**Work request:**
All lines holding the word "Daniel" should be located in the records and copied.
====
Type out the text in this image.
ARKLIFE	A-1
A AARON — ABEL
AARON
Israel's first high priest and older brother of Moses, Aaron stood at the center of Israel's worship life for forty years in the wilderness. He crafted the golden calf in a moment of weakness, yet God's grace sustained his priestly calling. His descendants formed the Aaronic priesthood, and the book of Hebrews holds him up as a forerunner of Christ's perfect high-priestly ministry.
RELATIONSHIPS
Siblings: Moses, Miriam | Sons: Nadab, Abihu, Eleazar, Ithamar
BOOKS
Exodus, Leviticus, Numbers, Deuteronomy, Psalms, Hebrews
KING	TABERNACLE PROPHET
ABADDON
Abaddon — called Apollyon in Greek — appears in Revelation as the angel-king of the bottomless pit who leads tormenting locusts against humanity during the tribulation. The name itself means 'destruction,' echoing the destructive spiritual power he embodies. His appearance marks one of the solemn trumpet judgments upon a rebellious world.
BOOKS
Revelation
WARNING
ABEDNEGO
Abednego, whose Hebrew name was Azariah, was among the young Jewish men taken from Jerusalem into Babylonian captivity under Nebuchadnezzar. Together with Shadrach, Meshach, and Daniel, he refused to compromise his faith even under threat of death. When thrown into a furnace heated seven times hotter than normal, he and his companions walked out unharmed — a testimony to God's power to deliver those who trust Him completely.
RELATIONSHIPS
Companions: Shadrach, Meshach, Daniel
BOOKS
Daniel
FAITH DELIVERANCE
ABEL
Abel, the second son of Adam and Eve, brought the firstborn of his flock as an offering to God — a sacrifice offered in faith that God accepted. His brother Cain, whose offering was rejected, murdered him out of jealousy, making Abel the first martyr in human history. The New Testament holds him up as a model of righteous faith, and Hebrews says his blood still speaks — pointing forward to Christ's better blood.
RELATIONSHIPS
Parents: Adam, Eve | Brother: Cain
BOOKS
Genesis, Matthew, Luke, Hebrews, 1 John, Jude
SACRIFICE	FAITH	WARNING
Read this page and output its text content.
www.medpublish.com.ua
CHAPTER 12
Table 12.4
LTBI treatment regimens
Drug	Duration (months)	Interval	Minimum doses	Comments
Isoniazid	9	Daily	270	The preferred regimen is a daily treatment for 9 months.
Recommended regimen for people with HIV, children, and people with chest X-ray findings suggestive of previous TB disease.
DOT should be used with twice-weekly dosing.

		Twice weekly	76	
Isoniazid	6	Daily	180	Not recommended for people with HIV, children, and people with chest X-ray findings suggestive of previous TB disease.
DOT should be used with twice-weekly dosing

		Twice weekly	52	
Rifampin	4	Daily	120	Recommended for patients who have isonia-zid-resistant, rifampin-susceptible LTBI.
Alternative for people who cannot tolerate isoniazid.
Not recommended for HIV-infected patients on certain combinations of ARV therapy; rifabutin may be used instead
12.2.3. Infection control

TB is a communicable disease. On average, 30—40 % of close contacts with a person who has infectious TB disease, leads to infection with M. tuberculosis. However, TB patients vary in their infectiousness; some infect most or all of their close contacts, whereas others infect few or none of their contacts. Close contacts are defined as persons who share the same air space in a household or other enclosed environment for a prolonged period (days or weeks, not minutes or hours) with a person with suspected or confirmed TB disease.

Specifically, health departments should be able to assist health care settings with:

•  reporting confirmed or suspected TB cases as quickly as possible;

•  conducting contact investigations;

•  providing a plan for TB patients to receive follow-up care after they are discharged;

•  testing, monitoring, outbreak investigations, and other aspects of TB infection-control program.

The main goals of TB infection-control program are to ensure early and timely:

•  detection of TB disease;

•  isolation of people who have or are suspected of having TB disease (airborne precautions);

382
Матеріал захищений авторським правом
====
**Solution to this problem:**
Abednego, whose Hebrew name was Azariah, was among the young Jewish men taken from Jerusalem into Babylonian captivity under Nebuchadnezzar. Together with Shadrach, Meshach, and Daniel, he refused to compromise his faith even under threat of death. When thrown into a furnace heated seven times hotter than normal, he and his companions walked out unharmed — a testimony to God's power to deliver those who trust Him completely.
Companions: Shadrach, Meshach, Daniel
Daniel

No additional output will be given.